**WHAT YOU NEED TO DO:**
Pull every line containing the word "Instandsetzung" from the records.

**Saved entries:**

>>

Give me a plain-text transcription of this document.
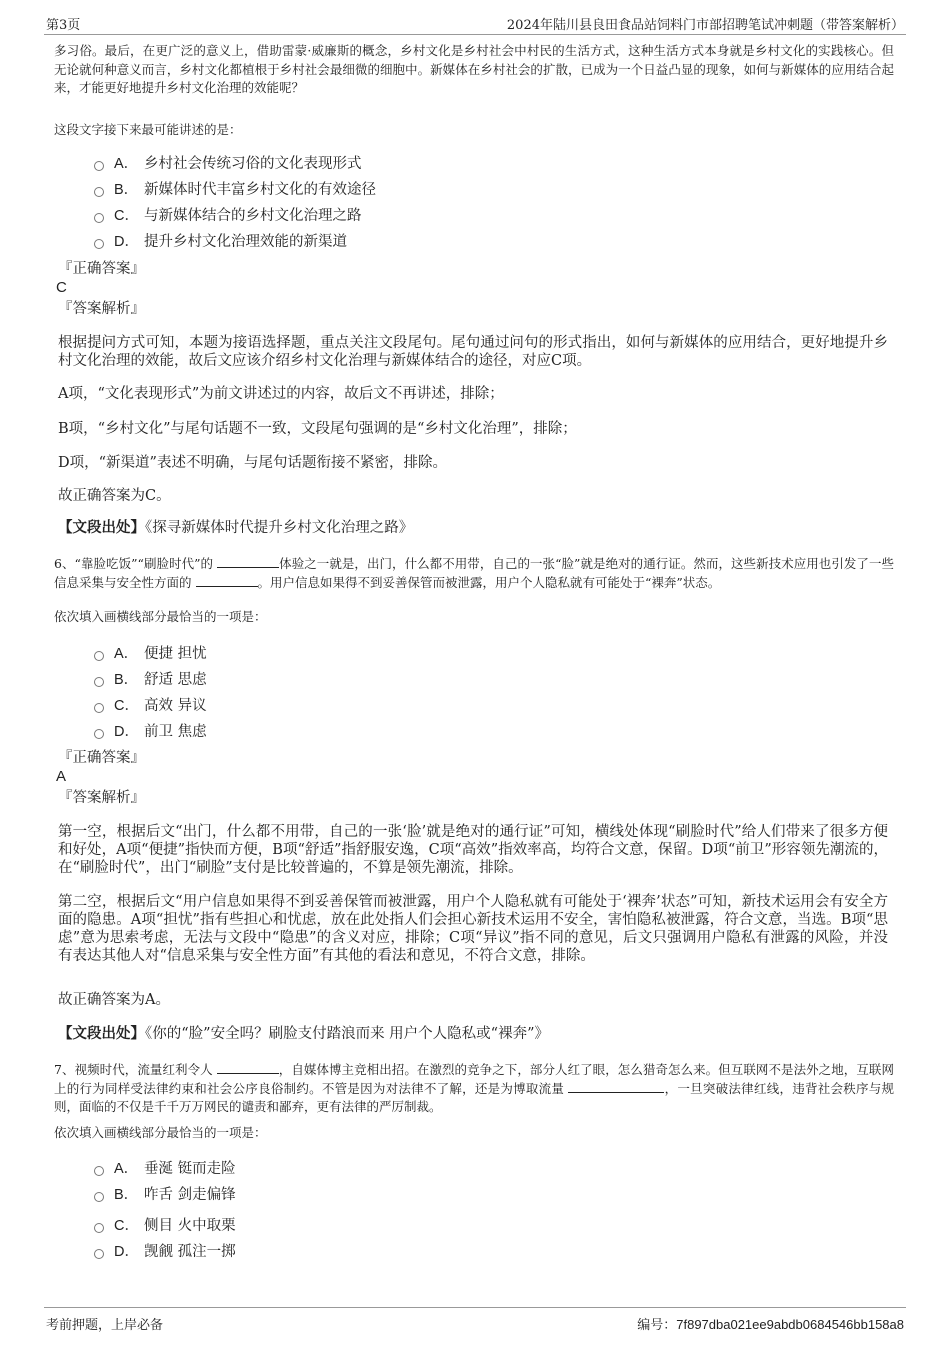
第3页	2024年陆川县良田食品站饲料门市部招聘笔试冲刺题（带答案解析）

多习俗。最后，在更广泛的意义上，借助雷蒙·威廉斯的概念，乡村文化是乡村社会中村民的生活方式，这种生活方式本身就是乡村文化的实践核心。但无论就何种意义而言，乡村文化都植根于乡村社会最细微的细胞中。新媒体在乡村社会的扩散，已成为一个日益凸显的现象，如何与新媒体的应用结合起来，才能更好地提升乡村文化治理的效能呢？

这段文字接下来最可能讲述的是：

A． 乡村社会传统习俗的文化表现形式
B． 新媒体时代丰富乡村文化的有效途径
C． 与新媒体结合的乡村文化治理之路
D． 提升乡村文化治理效能的新渠道

『正确答案』

C

『答案解析』

根据提问方式可知，本题为接语选择题，重点关注文段尾句。尾句通过问句的形式指出，如何与新媒体的应用结合，更好地提升乡村文化治理的效能，故后文应该介绍乡村文化治理与新媒体结合的途径，对应C项。

A项，“文化表现形式”为前文讲述过的内容，故后文不再讲述，排除；

B项，“乡村文化”与尾句话题不一致，文段尾句强调的是“乡村文化治理”，排除；

D项，“新渠道”表述不明确，与尾句话题衔接不紧密，排除。

故正确答案为C。

【文段出处】《探寻新媒体时代提升乡村文化治理之路》

6、“靠脸吃饭”“刷脸时代”的	体验之一就是，出门，什么都不用带，自己的一张“脸”就是绝对的通行证。然而，这些新技术应用也引发了一些信息采集与安全性方面的	。用户信息如果得不到妥善保管而被泄露，用户个人隐私就有可能处于“裸奔”状态。

依次填入画横线部分最恰当的一项是：

A． 便捷 担忧
B． 舒适 思虑
C． 高效 异议
D． 前卫 焦虑

『正确答案』

A

『答案解析』

第一空，根据后文“出门，什么都不用带，自己的一张‘脸’就是绝对的通行证”可知，横线处体现“刷脸时代”给人们带来了很多方便和好处，A项“便捷”指快而方便，B项“舒适”指舒服安逸，C项“高效”指效率高，均符合文意，保留。D项“前卫”形容领先潮流的，在“刷脸时代”，出门“刷脸”支付是比较普遍的，不算是领先潮流，排除。

第二空，根据后文“用户信息如果得不到妥善保管而被泄露，用户个人隐私就有可能处于‘裸奔’状态”可知，新技术运用会有安全方面的隐患。A项“担忧”指有些担心和忧虑，放在此处指人们会担心新技术运用不安全，害怕隐私被泄露，符合文意，当选。B项“思虑”意为思索考虑，无法与文段中“隐患”的含义对应，排除；C项“异议”指不同的意见，后文只强调用户隐私有泄露的风险，并没有表达其他人对“信息采集与安全性方面”有其他的看法和意见，不符合文意，排除。

故正确答案为A。

【文段出处】《你的“脸”安全吗？刷脸支付踏浪而来 用户个人隐私或“裸奔”》

7、视频时代，流量红利令人	，自媒体博主竞相出招。在激烈的竞争之下，部分人红了眼，怎么猎奇怎么来。但互联网不是法外之地，互联网上的行为同样受法律约束和社会公序良俗制约。不管是因为对法律不了解，还是为博取流量	，一旦突破法律红线，违背社会秩序与规则，面临的不仅是千千万万网民的谴责和鄙弃，更有法律的严厉制裁。

依次填入画横线部分最恰当的一项是：

A． 垂涎 铤而走险
B． 咋舌 剑走偏锋
C． 侧目 火中取栗
D． 觊觎 孤注一掷
考前押题，上岸必备	编号：7f897dba021ee9abdb0684546bb158a8
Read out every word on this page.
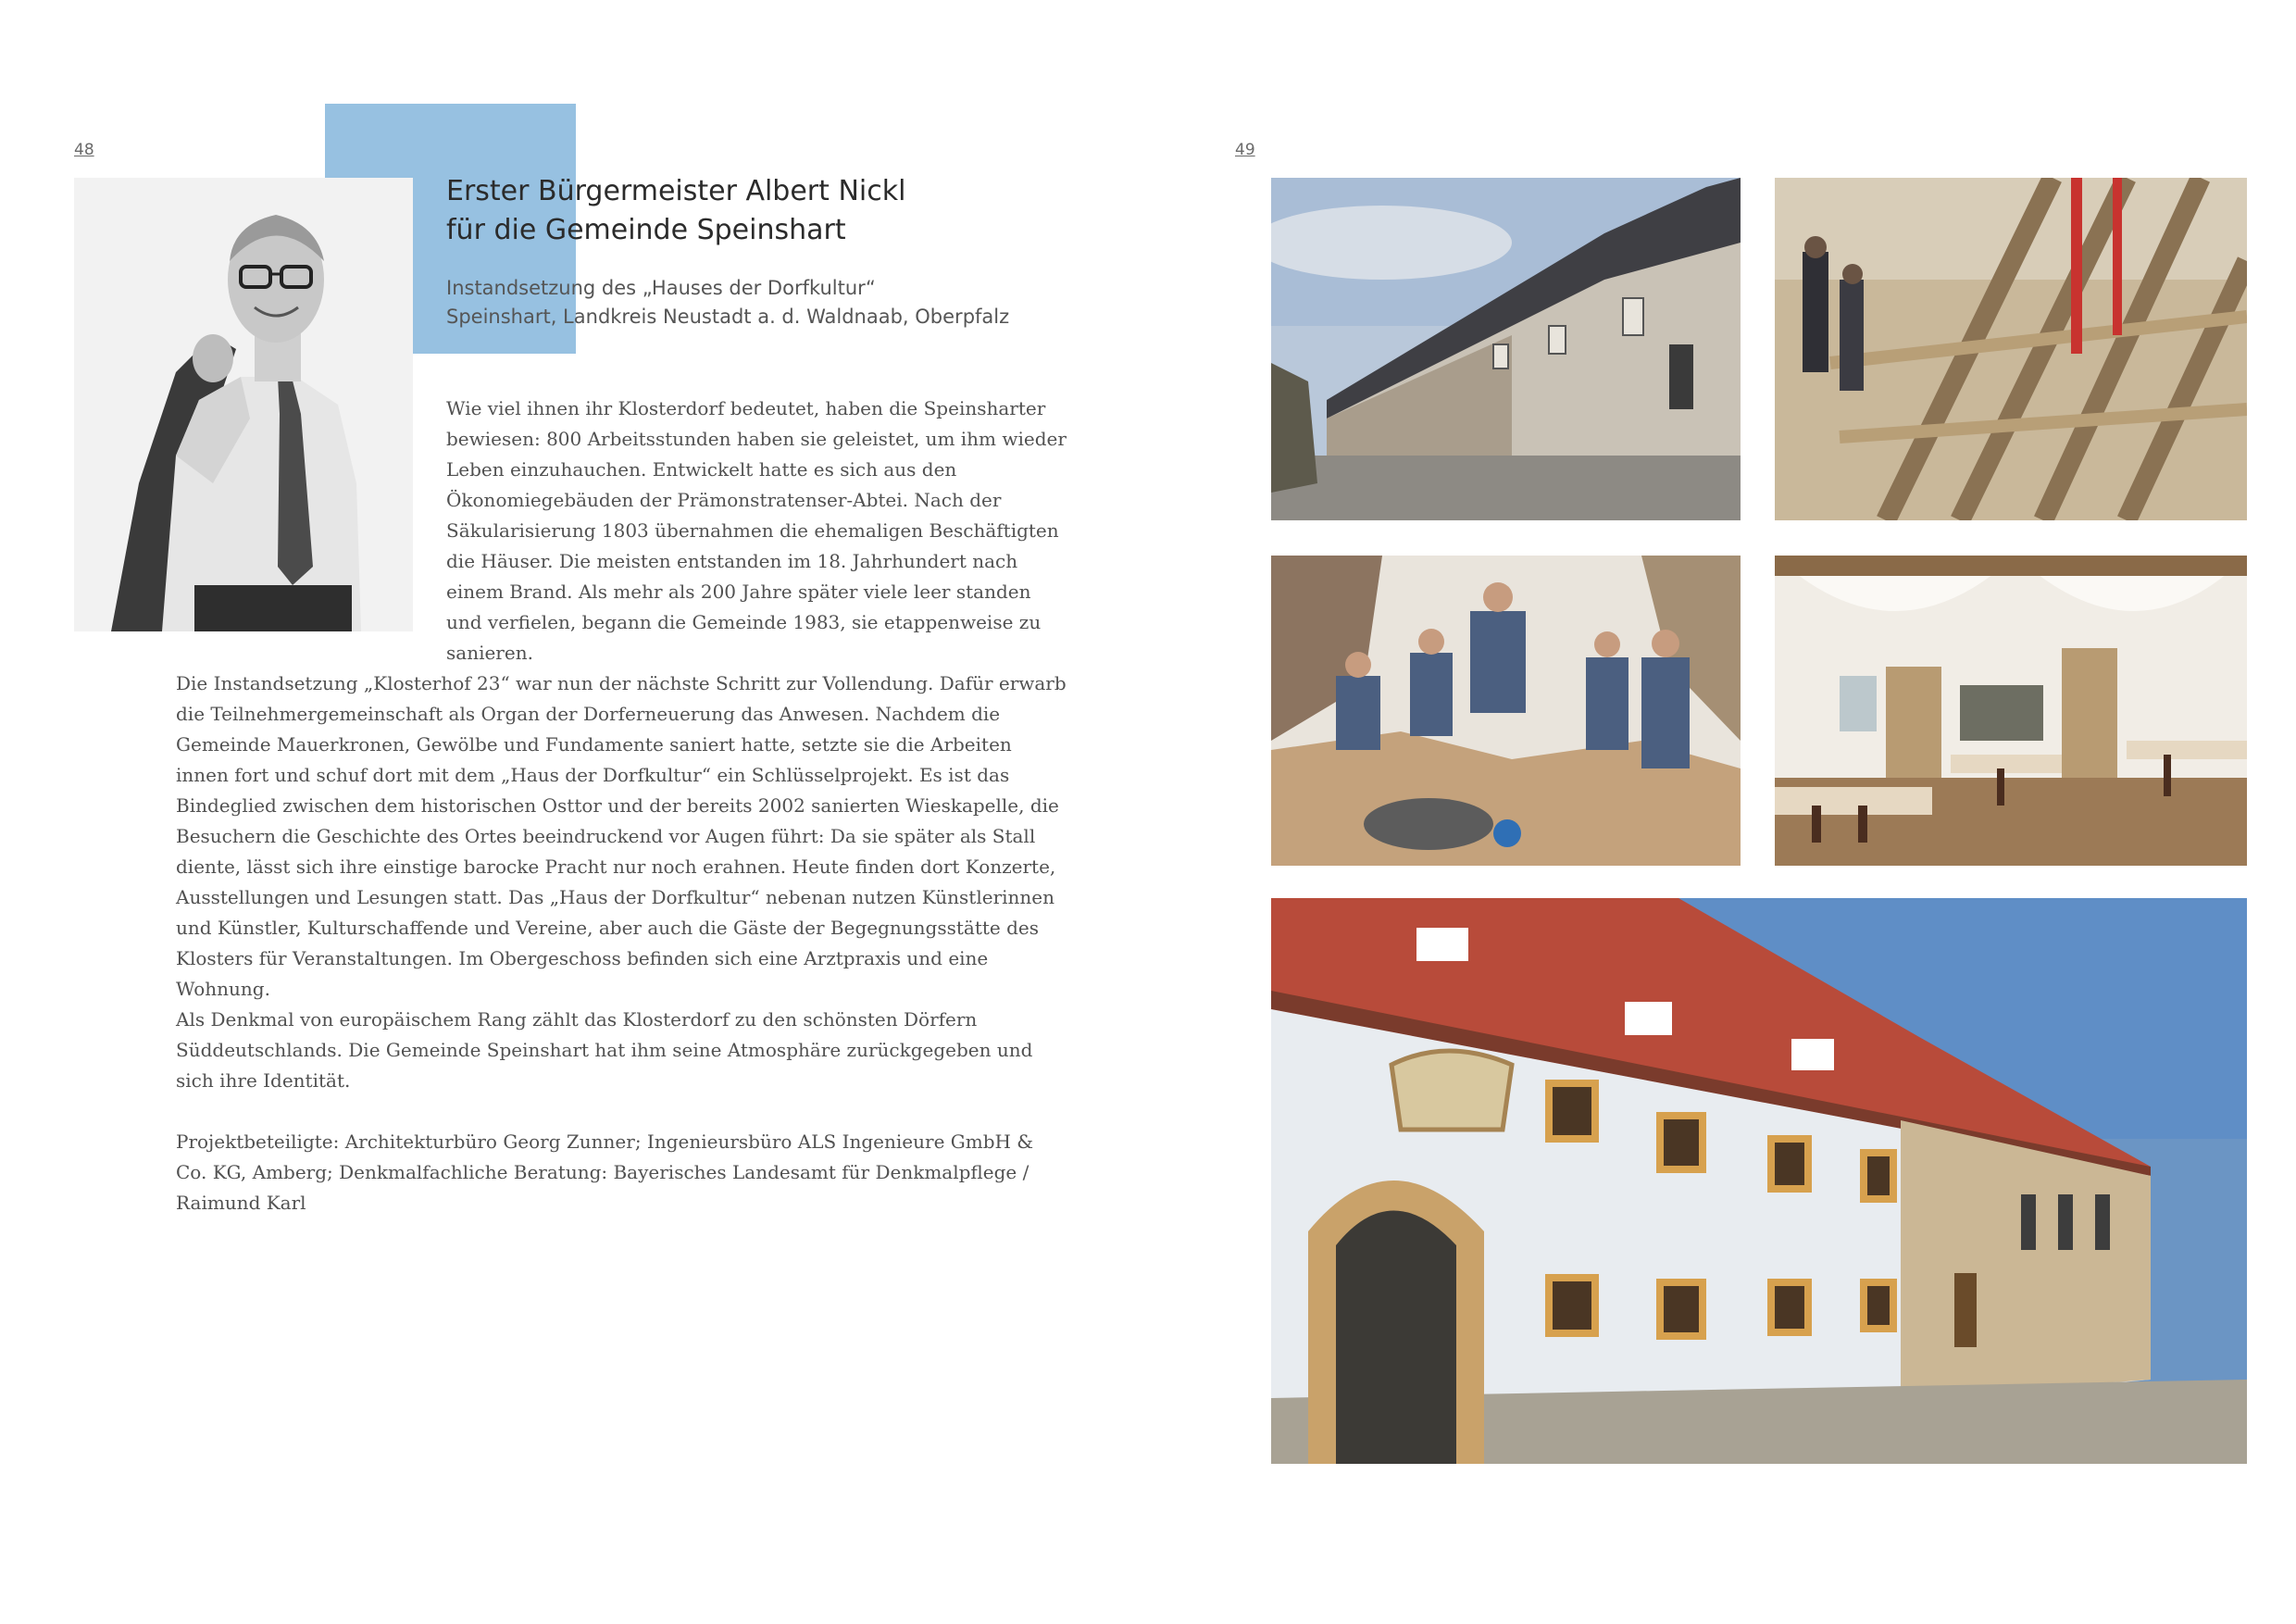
48
Erster Bürgermeister Albert Nickl
für die Gemeinde Speinshart
Instandsetzung des „Hauses der Dorfkultur“
Speinshart, Landkreis Neustadt a. d. Waldnaab, Oberpfalz

Wie viel ihnen ihr Klosterdorf bedeutet, haben die Speinsharter bewiesen: 800 Arbeitsstunden haben sie geleistet, um ihm wieder Leben einzuhauchen. Entwickelt hatte es sich aus den Ökonomiegebäuden der Prämonstratenser-Abtei. Nach der Säkularisierung 1803 übernahmen die ehemaligen Beschäftigten die Häuser. Die meisten entstanden im 18. Jahrhundert nach einem Brand. Als mehr als 200 Jahre später viele leer standen und verfielen, begann die Gemeinde 1983, sie etappenweise zu sanieren.

Die Instandsetzung „Klosterhof 23“ war nun der nächste Schritt zur Vollendung. Dafür erwarb die Teilnehmergemeinschaft als Organ der Dorferneuerung das Anwesen. Nachdem die Gemeinde Mauerkronen, Gewölbe und Fundamente saniert hatte, setzte sie die Arbeiten innen fort und schuf dort mit dem „Haus der Dorfkultur“ ein Schlüsselprojekt. Es ist das Bindeglied zwischen dem historischen Osttor und der bereits 2002 sanierten Wieskapelle, die Besuchern die Geschichte des Ortes beeindruckend vor Augen führt: Da sie später als Stall diente, lässt sich ihre einstige barocke Pracht nur noch erahnen. Heute finden dort Konzerte, Ausstellungen und Lesungen statt. Das „Haus der Dorfkultur“ nebenan nutzen Künstlerinnen und Künstler, Kulturschaffende und Vereine, aber auch die Gäste der Begegnungsstätte des Klosters für Veranstaltungen. Im Obergeschoss befinden sich eine Arztpraxis und eine Wohnung.

Als Denkmal von europäischem Rang zählt das Klosterdorf zu den schönsten Dörfern Süddeutschlands. Die Gemeinde Speinshart hat ihm seine Atmosphäre zurückgegeben und sich ihre Identität.

Projektbeteiligte: Architekturbüro Georg Zunner; Ingenieursbüro ALS Ingenieure GmbH & Co. KG, Amberg; Denkmalfachliche Beratung: Bayerisches Landesamt für Denkmalpflege / Raimund Karl

49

<<

**COMPLETED EXERCISE:**
Instandsetzung des „Hauses der Dorfkultur“
Die Instandsetzung „Klosterhof 23“ war nun der nächste Schritt zur Vollendung. Dafür erwarb die Teilnehmergemeinschaft als Organ der Dorferneuerung das Anwesen. Nachdem die Gemeinde Mauerkronen, Gewölbe und Fundamente saniert hatte, setzte sie die Arbeiten innen fort und schuf dort mit dem „Haus der Dorfkultur“ ein Schlüsselprojekt. Es ist das Bindeglied zwischen dem historischen Osttor und der bereits 2002 sanierten Wieskapelle, die Besuchern die Geschichte des Ortes beeindruckend vor Augen führt: Da sie später als Stall diente, lässt sich ihre einstige barocke Pracht nur noch erahnen. Heute finden dort Konzerte, Ausstellungen und Lesungen statt. Das „Haus der Dorfkultur“ nebenan nutzen Künstlerinnen und Künstler, Kulturschaffende und Vereine, aber auch die Gäste der Begegnungsstätte des Klosters für Veranstaltungen. Im Obergeschoss befinden sich eine Arztpraxis und eine Wohnung.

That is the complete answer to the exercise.